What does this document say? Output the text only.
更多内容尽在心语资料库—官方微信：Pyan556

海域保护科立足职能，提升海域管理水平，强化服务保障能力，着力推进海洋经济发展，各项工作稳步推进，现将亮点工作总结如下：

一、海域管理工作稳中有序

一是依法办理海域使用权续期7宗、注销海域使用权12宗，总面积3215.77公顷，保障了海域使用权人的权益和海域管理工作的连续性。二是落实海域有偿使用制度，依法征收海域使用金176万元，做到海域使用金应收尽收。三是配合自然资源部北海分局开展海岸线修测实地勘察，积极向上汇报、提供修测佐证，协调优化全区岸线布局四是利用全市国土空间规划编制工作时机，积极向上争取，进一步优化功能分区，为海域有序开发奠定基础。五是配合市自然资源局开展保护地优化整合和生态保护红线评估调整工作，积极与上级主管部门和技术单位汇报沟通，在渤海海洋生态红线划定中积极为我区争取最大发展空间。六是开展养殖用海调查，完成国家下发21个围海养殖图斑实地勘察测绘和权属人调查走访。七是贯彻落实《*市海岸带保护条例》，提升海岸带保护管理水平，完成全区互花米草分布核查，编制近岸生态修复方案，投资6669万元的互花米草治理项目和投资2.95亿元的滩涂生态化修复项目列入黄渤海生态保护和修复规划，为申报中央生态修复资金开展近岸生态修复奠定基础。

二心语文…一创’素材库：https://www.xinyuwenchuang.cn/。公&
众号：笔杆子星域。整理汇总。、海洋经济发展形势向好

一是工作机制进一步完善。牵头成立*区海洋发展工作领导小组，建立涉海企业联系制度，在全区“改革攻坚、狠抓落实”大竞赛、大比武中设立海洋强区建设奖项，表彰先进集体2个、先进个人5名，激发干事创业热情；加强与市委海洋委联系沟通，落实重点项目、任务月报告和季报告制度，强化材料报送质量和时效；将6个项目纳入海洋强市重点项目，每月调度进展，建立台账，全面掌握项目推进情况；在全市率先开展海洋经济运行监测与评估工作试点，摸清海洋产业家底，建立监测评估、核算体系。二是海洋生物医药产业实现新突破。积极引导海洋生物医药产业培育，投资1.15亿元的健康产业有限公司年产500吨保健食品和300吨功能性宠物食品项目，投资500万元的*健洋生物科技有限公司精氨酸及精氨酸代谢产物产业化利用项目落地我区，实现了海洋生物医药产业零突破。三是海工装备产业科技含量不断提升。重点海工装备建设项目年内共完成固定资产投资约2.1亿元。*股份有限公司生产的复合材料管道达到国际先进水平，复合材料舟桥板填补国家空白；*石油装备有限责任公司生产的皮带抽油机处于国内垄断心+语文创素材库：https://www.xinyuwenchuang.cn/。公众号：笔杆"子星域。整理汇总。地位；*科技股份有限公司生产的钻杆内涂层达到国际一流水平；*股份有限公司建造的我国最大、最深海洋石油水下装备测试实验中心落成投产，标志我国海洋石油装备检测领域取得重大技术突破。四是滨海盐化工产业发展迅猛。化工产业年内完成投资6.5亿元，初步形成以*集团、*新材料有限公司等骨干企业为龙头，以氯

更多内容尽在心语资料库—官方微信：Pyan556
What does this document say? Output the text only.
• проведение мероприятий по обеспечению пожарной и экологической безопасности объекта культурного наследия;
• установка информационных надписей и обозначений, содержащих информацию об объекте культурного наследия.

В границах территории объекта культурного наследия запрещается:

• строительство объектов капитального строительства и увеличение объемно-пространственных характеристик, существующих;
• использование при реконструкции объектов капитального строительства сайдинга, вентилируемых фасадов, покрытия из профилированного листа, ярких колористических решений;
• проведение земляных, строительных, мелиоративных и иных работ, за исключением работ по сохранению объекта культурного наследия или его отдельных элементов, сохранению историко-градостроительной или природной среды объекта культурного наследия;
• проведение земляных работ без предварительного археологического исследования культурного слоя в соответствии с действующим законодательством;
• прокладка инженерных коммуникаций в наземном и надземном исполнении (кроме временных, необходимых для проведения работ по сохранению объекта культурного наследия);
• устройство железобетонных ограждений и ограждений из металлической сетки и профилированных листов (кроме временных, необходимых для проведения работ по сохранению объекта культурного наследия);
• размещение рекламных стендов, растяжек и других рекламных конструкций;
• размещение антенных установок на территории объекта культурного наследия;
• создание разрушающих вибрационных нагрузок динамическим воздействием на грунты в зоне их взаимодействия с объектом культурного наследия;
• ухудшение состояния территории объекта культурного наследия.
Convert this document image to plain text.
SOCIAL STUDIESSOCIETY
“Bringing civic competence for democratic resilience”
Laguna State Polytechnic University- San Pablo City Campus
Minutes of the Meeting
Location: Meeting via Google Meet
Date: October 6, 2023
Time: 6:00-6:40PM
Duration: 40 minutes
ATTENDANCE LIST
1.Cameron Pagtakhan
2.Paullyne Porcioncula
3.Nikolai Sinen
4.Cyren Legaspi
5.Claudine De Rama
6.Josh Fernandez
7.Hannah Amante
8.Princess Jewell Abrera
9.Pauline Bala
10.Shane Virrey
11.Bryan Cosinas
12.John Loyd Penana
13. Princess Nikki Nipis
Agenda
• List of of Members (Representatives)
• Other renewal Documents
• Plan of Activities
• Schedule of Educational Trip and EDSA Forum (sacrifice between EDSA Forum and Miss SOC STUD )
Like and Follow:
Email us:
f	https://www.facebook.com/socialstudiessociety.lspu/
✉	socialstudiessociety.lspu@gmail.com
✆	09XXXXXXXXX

====

--- Exercise objective ---
Give only the number of lines in the data that hold the string "объектов".

--- Exercise answer ---
2